Check each line of the records for "JSON"; collect those that have it.

Rows from a figure dataset:
>>>

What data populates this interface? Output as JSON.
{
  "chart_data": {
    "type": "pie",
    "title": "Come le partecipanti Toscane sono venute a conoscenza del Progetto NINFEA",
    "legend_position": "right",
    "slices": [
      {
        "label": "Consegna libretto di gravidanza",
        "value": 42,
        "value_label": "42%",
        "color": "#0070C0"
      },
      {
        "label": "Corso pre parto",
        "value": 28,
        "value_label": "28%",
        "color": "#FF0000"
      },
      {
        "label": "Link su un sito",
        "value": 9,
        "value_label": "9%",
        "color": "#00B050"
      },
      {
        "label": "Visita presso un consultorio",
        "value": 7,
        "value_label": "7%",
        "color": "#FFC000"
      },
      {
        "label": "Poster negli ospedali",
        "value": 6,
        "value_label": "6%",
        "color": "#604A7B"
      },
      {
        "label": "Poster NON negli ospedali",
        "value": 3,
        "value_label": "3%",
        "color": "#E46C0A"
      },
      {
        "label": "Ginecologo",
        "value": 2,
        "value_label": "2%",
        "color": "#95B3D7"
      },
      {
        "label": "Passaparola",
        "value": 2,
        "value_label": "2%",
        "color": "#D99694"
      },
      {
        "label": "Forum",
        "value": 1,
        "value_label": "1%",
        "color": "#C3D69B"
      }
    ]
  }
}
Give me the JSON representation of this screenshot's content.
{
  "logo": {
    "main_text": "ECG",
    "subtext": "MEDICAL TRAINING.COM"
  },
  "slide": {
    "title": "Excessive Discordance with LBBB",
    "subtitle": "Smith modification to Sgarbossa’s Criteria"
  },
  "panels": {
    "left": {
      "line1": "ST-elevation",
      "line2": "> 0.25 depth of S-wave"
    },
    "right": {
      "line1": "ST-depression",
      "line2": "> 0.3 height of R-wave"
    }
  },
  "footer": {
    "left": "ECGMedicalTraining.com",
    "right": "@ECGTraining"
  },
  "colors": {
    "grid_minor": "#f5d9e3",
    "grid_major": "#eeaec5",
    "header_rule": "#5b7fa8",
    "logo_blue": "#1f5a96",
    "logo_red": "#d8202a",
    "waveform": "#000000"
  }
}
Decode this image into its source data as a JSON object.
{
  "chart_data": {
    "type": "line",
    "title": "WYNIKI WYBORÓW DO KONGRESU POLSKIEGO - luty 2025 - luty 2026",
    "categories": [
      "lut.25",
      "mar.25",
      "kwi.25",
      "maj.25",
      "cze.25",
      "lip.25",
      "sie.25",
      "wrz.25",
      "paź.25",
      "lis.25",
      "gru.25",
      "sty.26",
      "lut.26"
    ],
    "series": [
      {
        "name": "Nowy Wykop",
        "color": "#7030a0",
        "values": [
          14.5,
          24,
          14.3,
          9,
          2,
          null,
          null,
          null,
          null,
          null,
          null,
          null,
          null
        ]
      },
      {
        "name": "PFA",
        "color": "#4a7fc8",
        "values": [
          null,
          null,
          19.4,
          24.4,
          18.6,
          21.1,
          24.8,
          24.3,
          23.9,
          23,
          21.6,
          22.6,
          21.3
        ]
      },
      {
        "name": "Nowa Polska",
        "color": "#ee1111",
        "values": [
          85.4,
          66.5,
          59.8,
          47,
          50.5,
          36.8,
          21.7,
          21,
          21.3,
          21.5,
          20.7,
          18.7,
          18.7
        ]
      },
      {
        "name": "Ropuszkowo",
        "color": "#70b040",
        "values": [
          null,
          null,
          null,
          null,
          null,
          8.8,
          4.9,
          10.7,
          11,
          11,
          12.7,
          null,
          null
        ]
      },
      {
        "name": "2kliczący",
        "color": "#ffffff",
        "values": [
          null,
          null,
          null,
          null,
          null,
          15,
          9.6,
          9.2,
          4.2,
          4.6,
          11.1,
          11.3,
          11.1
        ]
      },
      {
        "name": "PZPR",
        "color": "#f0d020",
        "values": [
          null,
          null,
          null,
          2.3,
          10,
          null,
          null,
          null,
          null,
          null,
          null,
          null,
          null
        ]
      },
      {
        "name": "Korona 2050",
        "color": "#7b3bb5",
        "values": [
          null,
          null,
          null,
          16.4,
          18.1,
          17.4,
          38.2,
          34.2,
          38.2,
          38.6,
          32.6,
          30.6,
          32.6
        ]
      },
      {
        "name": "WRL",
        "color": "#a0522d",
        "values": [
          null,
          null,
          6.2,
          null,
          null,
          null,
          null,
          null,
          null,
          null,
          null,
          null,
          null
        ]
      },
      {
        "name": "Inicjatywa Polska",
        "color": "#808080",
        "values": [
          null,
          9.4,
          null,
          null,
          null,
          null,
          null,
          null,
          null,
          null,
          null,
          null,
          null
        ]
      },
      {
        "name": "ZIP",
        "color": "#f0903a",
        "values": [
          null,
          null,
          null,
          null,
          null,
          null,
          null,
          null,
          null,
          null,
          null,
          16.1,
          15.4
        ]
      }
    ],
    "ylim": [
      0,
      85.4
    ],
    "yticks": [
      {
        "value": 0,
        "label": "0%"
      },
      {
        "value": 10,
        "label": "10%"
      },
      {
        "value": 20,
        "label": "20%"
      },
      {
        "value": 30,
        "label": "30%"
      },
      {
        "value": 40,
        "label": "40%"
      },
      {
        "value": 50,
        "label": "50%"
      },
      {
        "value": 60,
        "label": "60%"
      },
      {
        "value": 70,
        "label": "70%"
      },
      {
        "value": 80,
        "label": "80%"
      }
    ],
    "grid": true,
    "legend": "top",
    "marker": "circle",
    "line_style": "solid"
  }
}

<<<

PROBLEM SOLUTION:
What data populates this interface? Output as JSON.
Give me the JSON representation of this screenshot's content.
Decode this image into its source data as a JSON object.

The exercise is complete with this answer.